● **GIVEN DATA**
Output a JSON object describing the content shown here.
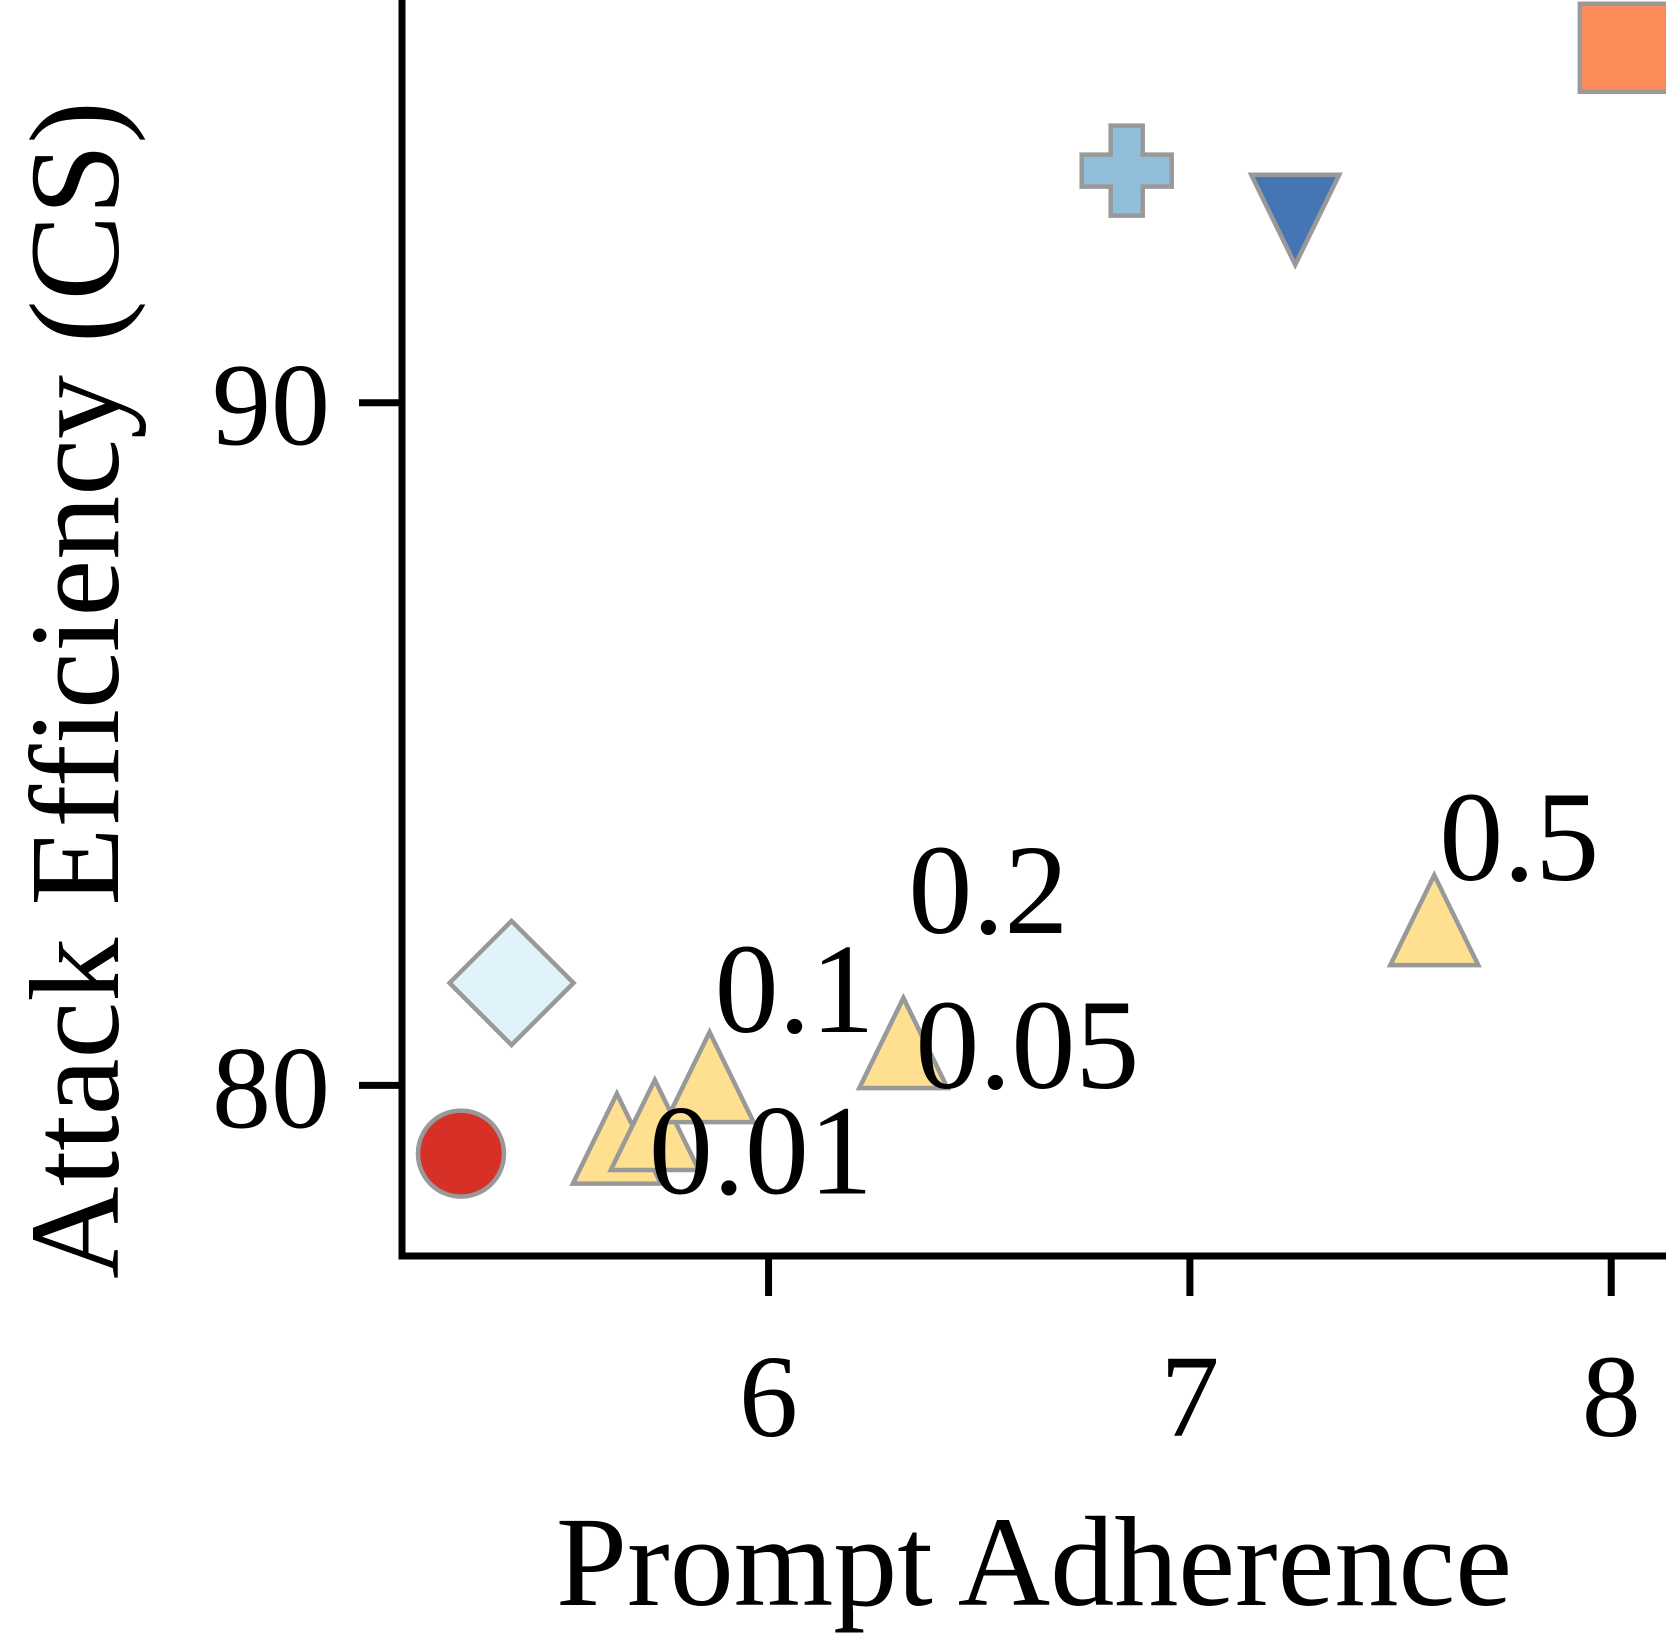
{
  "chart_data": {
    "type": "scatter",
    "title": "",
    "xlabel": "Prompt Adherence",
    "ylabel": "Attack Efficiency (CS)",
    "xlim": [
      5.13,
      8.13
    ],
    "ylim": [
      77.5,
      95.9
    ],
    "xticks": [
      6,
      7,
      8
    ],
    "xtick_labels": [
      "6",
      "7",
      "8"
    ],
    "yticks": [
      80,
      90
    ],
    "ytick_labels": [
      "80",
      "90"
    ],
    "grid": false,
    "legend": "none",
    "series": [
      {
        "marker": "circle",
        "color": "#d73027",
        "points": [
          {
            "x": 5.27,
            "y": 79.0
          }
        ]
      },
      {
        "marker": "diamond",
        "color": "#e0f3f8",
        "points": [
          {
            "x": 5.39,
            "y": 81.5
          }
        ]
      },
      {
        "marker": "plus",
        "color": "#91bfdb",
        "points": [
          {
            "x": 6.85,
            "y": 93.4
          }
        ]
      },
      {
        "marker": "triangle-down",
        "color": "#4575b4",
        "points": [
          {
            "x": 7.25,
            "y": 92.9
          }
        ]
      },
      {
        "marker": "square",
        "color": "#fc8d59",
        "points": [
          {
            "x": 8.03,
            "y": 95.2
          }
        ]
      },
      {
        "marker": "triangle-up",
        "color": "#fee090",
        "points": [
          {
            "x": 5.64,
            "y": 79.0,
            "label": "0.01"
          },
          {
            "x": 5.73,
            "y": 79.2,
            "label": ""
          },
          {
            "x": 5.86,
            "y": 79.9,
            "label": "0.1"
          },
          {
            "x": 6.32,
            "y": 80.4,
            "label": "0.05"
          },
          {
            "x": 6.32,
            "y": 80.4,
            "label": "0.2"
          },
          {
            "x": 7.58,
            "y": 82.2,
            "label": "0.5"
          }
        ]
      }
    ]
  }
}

● **DIRECTION**
Copy each line of the listing that includes "triangle".

● **RESULT OF THIS TASK**
        "marker": "triangle-down",
        "marker": "triangle-up",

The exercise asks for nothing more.